Lines of data
————

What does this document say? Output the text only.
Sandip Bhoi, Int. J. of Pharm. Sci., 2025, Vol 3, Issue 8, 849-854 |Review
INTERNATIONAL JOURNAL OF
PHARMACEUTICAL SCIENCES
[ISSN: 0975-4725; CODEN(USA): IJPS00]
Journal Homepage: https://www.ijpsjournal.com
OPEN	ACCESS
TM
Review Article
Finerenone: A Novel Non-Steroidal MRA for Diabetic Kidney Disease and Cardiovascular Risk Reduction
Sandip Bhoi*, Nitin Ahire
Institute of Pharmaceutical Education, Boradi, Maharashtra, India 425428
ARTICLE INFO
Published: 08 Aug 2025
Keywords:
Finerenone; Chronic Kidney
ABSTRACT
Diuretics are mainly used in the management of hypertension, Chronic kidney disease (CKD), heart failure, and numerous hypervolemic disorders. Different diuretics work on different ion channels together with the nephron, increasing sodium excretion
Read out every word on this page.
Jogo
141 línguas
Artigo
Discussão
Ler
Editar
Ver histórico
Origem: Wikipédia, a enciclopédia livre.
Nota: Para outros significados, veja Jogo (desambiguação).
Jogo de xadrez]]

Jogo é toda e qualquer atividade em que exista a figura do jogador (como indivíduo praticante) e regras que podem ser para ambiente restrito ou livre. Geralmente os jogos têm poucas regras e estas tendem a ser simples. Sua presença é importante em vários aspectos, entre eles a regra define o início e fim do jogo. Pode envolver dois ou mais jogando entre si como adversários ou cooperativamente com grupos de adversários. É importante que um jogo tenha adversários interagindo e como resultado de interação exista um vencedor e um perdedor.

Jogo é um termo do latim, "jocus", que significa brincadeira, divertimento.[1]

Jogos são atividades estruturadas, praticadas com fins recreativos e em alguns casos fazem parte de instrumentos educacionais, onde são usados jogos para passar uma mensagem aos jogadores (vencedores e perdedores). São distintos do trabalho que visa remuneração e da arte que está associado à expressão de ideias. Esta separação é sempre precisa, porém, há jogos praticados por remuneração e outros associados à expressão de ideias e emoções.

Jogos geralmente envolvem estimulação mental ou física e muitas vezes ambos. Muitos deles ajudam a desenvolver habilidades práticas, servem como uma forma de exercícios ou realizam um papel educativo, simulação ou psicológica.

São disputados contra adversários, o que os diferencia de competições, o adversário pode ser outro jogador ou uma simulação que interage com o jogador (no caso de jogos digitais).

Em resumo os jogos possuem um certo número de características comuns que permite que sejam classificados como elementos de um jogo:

————

**What the task asks**
Copy every line above that holds the word "livre".

**The output**
Origem: Wikipédia, a enciclopédia livre.
Jogo é toda e qualquer atividade em que exista a figura do jogador (como indivíduo praticante) e regras que podem ser para ambiente restrito ou livre. Geralmente os jogos têm poucas regras e estas tendem a ser simples. Sua presença é importante em vários aspectos, entre eles a regra define o início e fim do jogo. Pode envolver dois ou mais jogando entre si como adversários ou cooperativamente com grupos de adversários. É importante que um jogo tenha adversários interagindo e como resultado de interação exista um vencedor e um perdedor.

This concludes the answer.